# EXERCISE MATERIALS
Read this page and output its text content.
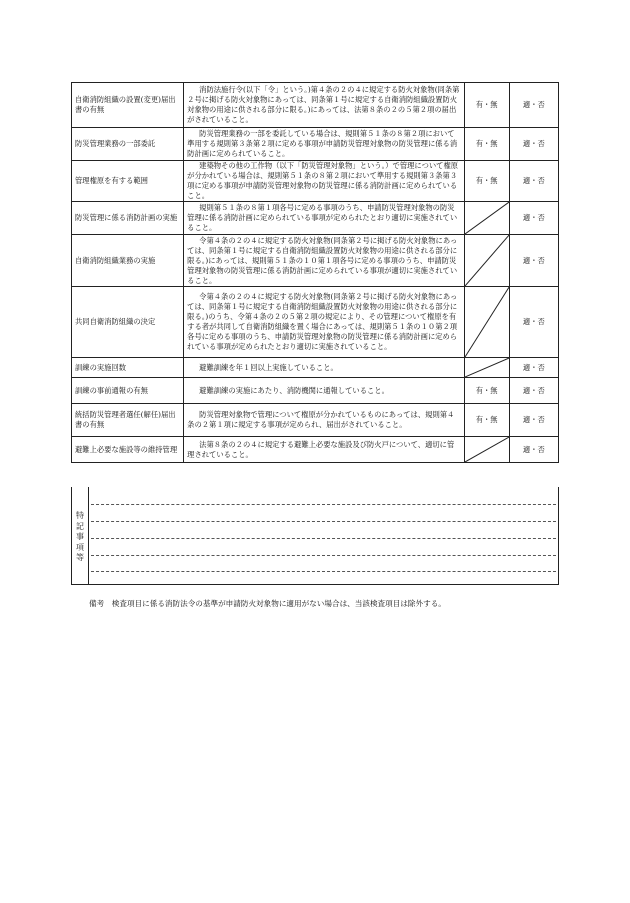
自衛消防組織の設置(変更)届出書の有無	消防法施行令(以下「令」という。)第４条の２の４に規定する防火対象物(同条第２号に掲げる防火対象物にあっては、同条第１号に規定する自衛消防組織設置防火対象物の用途に供される部分に限る。)にあっては、法第８条の２の５第２項の届出がされていること。	有・無	適・否
防災管理業務の一部委託	防災管理業務の一部を委託している場合は、規則第５１条の８第２項において準用する規則第３条第２項に定める事項が申請防災管理対象物の防災管理に係る消防計画に定められていること。	有・無	適・否
管理権原を有する範囲	建築物その他の工作物（以下「防災管理対象物」という。）で管理について権原が分かれている場合は、規則第５１条の８第２項において準用する規則第３条第３項に定める事項が申請防災管理対象物の防災管理に係る消防計画に定められていること。	有・無	適・否
防災管理に係る消防計画の実施	規則第５１条の８第１項各号に定める事項のうち、申請防災管理対象物の防災管理に係る消防計画に定められている事項が定められたとおり適切に実施されていること。		適・否
自衛消防組織業務の実施	令第４条の２の４に規定する防火対象物(同条第２号に掲げる防火対象物にあっては、同条第１号に規定する自衛消防組織設置防火対象物の用途に供される部分に限る。)にあっては、規則第５１条の１０第１項各号に定める事項のうち、申請防災管理対象物の防災管理に係る消防計画に定められている事項が適切に実施されていること。		適・否
共同自衛消防組織の決定	令第４条の２の４に規定する防火対象物(同条第２号に掲げる防火対象物にあっては、同条第１号に規定する自衛消防組織設置防火対象物の用途に供される部分に限る。)のうち、令第４条の２の５第２項の規定により、その管理について権原を有する者が共同して自衛消防組織を置く場合にあっては、規則第５１条の１０第２項各号に定める事項のうち、申請防災管理対象物の防災管理に係る消防計画に定められている事項が定められたとおり適切に実施されていること。		適・否
訓練の実施回数	避難訓練を年１回以上実施していること。		適・否
訓練の事前通報の有無	避難訓練の実施にあたり、消防機関に通報していること。	有・無	適・否
統括防災管理者選任(解任)届出書の有無	防災管理対象物で管理について権原が分かれているものにあっては、規則第４条の２第１項に規定する事項が定められ、届出がされていること。	有・無	適・否
避難上必要な施設等の維持管理	法第８条の２の４に規定する避難上必要な施設及び防火戸について、適切に管理されていること。		適・否
特記事項等
備考　検査項目に係る消防法令の基準が申請防火対象物に適用がない場合は、当該検査項目は除外する。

# SHORT TASK
Leave out the pictures and return every record word for word.

# WRITTEN ANSWER
Read this page and output its text content.
自衛消防組織の設置(変更)届出書の有無	消防法施行令(以下「令」という。)第４条の２の４に規定する防火対象物(同条第２号に掲げる防火対象物にあっては、同条第１号に規定する自衛消防組織設置防火対象物の用途に供される部分に限る。)にあっては、法第８条の２の５第２項の届出がされていること。	有・無	適・否
防災管理業務の一部委託	防災管理業務の一部を委託している場合は、規則第５１条の８第２項において準用する規則第３条第２項に定める事項が申請防災管理対象物の防災管理に係る消防計画に定められていること。	有・無	適・否
管理権原を有する範囲	建築物その他の工作物（以下「防災管理対象物」という。）で管理について権原が分かれている場合は、規則第５１条の８第２項において準用する規則第３条第３項に定める事項が申請防災管理対象物の防災管理に係る消防計画に定められていること。	有・無	適・否
防災管理に係る消防計画の実施	規則第５１条の８第１項各号に定める事項のうち、申請防災管理対象物の防災管理に係る消防計画に定められている事項が定められたとおり適切に実施されていること。		適・否
自衛消防組織業務の実施	令第４条の２の４に規定する防火対象物(同条第２号に掲げる防火対象物にあっては、同条第１号に規定する自衛消防組織設置防火対象物の用途に供される部分に限る。)にあっては、規則第５１条の１０第１項各号に定める事項のうち、申請防災管理対象物の防災管理に係る消防計画に定められている事項が適切に実施されていること。		適・否
共同自衛消防組織の決定	令第４条の２の４に規定する防火対象物(同条第２号に掲げる防火対象物にあっては、同条第１号に規定する自衛消防組織設置防火対象物の用途に供される部分に限る。)のうち、令第４条の２の５第２項の規定により、その管理について権原を有する者が共同して自衛消防組織を置く場合にあっては、規則第５１条の１０第２項各号に定める事項のうち、申請防災管理対象物の防災管理に係る消防計画に定められている事項が定められたとおり適切に実施されていること。		適・否
訓練の実施回数	避難訓練を年１回以上実施していること。		適・否
訓練の事前通報の有無	避難訓練の実施にあたり、消防機関に通報していること。	有・無	適・否
統括防災管理者選任(解任)届出書の有無	防災管理対象物で管理について権原が分かれているものにあっては、規則第４条の２第１項に規定する事項が定められ、届出がされていること。	有・無	適・否
避難上必要な施設等の維持管理	法第８条の２の４に規定する避難上必要な施設及び防火戸について、適切に管理されていること。		適・否
特記事項等
備考　検査項目に係る消防法令の基準が申請防火対象物に適用がない場合は、当該検査項目は除外する。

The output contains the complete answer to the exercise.